■ **DOCUMENT SECTION**
Segment Open

Aha, yes. I believe the PersistentValve causes the session to be re-loaded for
each request. So that could result in separate Session objects in memory for a
single session-id.

I think this would be very difficult to "fix" because the application will get
whatever session is returned by the Manager at the time it is requested. Thread
A may cause the session to be loaded from storage and handed to Request A only
to have Thread B do the same thing immediately afterward.

You are right: they will get separate objects each time, and therefore
synchronization is nearly impossible. I'm not sure what the best was to do this
is, because it's very easy to make bad mistakes like synchronizing on the whole
session-store which will kill performance.

> I made a test by replacing the "synchtonize(session)" by a
> "synchronize(lock)" with a lock object define like this : "private static
> final Object lock = new Object();"
> => It solves the issue (all "primary key constraint violation" disappear.
> Of course this is not the good solution because it synchronize the code
> block for each request, even for request using different sessionId (what
> could cause performance problems). 
> 
> That is why i suggested to lock on a object that would lock all requests
> using the same sessionId. 

This could be done with a separate map of locks-for-session-ids. Or maybe lock
on the String object which holds the session-id as the key of the
session-id-to-Session map. Though I don't think you can ask a Map for its key
object(s) without iterating through the whole set of Map.Entry values.

String.intern?

> Finaly regarding the race condition you mention at the end of your comment,
> this is not something that should happen in our standard JEE application
> using sessionIds stored in cookies (as all the servlet requests using a
> specific sessionId should come from a unique client/browser "in sequence" -
> no AJAX usage or equivalent => So we should not attend conditions where
> concurrent requests updating the session attributes for a same sessionId be
> treated by different nodes in //. The issue we face with those "primary key
> violation" comes from an incomplete filter (where some requests on static
> components like gif/css/... are not filtered correctly).
> 
> Do you agree with that ?

Yes, I think so. Thanks for giving more details about your specific use-case.
Specifically, you aren't trying to ensure bullet-proof session-management under
high-frequency session-contention. This is mostly about the
PersistentValve+PersistentManager+DataSourceStore/JDBCStore tripping over its
own feet.

I think we can take this to the development mailing list for discussion, then
come back here with a solution + fix.

Segment Closed

■ **WORK ITEM A**
Rewrite the session-handling discussion from "I think this" to "will kill performance.", putting "locking" in place of "synchronization".
■ **WORK ITEM B**
In the session-handling discussion, why is the test fix of locking on a "private static final Object lock" called not the good solution?
These rows come from a separate source.

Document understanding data
Segment Open

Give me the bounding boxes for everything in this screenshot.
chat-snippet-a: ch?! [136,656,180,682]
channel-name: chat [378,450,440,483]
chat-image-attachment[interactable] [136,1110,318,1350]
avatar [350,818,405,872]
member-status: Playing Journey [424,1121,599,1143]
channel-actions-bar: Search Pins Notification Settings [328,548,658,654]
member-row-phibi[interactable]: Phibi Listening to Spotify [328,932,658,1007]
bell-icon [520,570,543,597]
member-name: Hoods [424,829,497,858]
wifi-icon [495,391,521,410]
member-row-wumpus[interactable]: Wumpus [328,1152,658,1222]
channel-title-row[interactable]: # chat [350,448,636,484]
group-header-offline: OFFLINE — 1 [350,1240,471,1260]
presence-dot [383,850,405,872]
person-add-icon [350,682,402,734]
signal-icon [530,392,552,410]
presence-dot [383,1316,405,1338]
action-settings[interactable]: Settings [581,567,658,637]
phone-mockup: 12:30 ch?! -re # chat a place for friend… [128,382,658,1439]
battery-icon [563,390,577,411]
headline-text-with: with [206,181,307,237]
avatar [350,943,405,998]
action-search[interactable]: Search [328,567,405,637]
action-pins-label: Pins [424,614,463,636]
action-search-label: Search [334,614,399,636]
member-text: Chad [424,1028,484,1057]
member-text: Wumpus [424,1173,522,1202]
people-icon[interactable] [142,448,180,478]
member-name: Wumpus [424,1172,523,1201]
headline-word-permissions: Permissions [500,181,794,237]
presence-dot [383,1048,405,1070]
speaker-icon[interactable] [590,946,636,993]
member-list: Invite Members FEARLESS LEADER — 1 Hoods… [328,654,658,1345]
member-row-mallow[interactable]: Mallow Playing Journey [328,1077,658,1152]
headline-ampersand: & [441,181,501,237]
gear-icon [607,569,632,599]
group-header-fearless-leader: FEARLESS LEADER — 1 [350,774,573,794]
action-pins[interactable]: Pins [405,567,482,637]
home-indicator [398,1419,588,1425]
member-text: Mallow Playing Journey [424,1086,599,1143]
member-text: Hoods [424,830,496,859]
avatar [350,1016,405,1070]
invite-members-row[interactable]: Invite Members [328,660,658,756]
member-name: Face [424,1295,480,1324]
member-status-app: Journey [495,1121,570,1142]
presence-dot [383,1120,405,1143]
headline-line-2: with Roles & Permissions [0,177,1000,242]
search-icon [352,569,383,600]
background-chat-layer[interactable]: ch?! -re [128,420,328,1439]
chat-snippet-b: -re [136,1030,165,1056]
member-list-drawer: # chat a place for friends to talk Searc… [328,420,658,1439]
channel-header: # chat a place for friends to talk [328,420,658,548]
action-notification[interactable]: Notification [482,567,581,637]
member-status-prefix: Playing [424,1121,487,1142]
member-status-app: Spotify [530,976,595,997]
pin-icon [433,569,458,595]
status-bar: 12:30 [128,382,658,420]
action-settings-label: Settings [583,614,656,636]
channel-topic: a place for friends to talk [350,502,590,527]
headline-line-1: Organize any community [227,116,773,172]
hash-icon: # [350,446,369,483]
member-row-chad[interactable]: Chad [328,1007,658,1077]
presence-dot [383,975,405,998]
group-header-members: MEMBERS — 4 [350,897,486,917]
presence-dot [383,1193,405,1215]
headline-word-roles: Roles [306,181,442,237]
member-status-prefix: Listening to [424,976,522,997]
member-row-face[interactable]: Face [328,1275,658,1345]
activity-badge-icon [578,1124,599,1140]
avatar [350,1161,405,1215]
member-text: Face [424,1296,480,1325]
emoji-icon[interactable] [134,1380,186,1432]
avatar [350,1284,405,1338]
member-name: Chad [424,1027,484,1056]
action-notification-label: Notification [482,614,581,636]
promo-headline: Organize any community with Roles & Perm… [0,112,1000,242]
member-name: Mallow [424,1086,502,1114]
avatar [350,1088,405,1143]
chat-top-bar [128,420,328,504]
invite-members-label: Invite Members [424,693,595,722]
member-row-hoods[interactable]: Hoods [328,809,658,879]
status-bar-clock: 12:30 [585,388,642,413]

Segment Closed

■ **EXERCISE SOLUTION A**
I think this would be very difficult to "fix" because the application will get
whatever session is returned by the Manager at the time it is requested. Thread
A may cause the session to be loaded from storage and handed to Request A only
to have Thread B do the same thing immediately afterward.

You are right: they will get separate objects each time, and therefore
locking is nearly impossible. I'm not sure what the best was to do this
is, because it's very easy to make bad mistakes like synchronizing on the whole
session-store which will kill performance.

■ **EXERCISE SOLUTION B**
It synchronizes the code block for every request, even requests that use different session IDs. That could cause performance problems.